**Material to process**
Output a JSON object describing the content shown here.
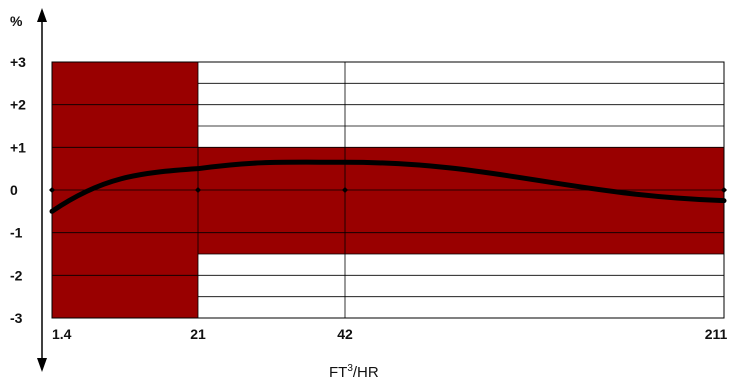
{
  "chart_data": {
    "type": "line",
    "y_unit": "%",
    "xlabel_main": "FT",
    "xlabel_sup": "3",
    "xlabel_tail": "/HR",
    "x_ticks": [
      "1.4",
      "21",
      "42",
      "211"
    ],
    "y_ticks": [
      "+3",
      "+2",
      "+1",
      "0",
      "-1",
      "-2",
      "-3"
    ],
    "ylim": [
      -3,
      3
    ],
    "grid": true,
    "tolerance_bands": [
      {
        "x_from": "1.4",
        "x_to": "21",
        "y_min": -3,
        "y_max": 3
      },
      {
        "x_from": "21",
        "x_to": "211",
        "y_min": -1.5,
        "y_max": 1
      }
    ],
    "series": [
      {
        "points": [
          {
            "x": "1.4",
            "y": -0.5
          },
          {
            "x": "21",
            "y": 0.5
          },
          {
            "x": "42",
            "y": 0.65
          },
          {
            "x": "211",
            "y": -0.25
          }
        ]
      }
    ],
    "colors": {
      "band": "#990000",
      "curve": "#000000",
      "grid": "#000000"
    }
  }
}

**What needs to be done**
Reproduce each entry precisely, dropping only the pictures.

**Result for this exercise**
Output a JSON object describing the content shown here.
{
  "chart_data": {
    "type": "line",
    "y_unit": "%",
    "xlabel_main": "FT",
    "xlabel_sup": "3",
    "xlabel_tail": "/HR",
    "x_ticks": [
      "1.4",
      "21",
      "42",
      "211"
    ],
    "y_ticks": [
      "+3",
      "+2",
      "+1",
      "0",
      "-1",
      "-2",
      "-3"
    ],
    "ylim": [
      -3,
      3
    ],
    "grid": true,
    "tolerance_bands": [
      {
        "x_from": "1.4",
        "x_to": "21",
        "y_min": -3,
        "y_max": 3
      },
      {
        "x_from": "21",
        "x_to": "211",
        "y_min": -1.5,
        "y_max": 1
      }
    ],
    "series": [
      {
        "points": [
          {
            "x": "1.4",
            "y": -0.5
          },
          {
            "x": "21",
            "y": 0.5
          },
          {
            "x": "42",
            "y": 0.65
          },
          {
            "x": "211",
            "y": -0.25
          }
        ]
      }
    ],
    "colors": {
      "band": "#990000",
      "curve": "#000000",
      "grid": "#000000"
    }
  }
}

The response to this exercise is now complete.